— Data entries —
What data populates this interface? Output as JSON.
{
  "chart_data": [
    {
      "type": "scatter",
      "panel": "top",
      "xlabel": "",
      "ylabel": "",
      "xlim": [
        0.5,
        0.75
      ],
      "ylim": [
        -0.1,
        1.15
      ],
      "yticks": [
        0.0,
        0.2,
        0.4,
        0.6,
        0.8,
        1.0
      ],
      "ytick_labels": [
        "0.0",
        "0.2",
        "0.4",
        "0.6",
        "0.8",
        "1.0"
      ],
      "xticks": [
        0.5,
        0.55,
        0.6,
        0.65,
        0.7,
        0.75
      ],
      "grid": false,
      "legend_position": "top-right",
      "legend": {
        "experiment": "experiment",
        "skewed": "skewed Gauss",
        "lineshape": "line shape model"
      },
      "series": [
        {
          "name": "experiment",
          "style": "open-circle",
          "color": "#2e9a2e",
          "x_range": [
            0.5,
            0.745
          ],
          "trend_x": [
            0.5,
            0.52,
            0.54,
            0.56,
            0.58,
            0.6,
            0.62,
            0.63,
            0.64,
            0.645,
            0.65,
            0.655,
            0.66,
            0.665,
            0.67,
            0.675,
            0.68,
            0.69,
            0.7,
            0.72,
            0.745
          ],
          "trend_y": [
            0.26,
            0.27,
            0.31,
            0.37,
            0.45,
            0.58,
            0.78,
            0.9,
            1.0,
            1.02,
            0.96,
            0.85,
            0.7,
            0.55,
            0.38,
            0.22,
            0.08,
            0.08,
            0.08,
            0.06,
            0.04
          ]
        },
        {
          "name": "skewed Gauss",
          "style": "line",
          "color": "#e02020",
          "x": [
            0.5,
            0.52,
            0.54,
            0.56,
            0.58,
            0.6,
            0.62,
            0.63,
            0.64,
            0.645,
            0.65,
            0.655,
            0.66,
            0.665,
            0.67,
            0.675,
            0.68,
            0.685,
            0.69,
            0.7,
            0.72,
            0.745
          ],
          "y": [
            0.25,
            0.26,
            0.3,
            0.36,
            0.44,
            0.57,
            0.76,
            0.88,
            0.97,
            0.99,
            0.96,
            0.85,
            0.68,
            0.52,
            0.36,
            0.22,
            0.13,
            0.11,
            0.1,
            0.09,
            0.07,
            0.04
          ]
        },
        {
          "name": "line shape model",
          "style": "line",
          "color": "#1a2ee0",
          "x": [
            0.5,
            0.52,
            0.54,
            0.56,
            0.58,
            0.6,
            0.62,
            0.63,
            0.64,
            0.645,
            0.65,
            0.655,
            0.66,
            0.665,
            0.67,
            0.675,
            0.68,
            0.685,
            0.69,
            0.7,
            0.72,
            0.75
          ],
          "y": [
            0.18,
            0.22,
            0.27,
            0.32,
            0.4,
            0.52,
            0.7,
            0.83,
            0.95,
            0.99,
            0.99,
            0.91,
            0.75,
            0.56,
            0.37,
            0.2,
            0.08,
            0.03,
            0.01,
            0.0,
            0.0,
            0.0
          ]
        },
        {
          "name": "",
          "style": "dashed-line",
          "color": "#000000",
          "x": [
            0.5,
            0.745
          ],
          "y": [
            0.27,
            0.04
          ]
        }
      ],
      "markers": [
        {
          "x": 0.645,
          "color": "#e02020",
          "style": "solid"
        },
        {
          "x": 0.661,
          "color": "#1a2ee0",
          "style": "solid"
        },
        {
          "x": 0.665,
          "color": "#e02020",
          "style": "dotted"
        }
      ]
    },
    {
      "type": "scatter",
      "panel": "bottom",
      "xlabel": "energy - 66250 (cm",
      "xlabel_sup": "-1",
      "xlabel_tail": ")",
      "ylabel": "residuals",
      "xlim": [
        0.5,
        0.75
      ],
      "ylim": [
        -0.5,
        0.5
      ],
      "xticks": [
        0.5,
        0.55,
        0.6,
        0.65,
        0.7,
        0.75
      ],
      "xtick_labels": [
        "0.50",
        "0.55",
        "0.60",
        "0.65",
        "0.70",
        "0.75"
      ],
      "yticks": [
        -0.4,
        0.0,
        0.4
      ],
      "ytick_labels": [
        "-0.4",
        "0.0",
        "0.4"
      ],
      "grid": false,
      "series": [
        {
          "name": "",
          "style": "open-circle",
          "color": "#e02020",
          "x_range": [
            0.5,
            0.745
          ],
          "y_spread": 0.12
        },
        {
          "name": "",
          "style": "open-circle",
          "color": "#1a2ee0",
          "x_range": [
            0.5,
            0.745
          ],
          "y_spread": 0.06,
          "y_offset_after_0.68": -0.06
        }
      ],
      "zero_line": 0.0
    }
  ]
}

— Given instruction —
Search the lines above for the string "model", then show every one that has it.

— Task output —
        "lineshape": "line shape model"
          "name": "line shape model",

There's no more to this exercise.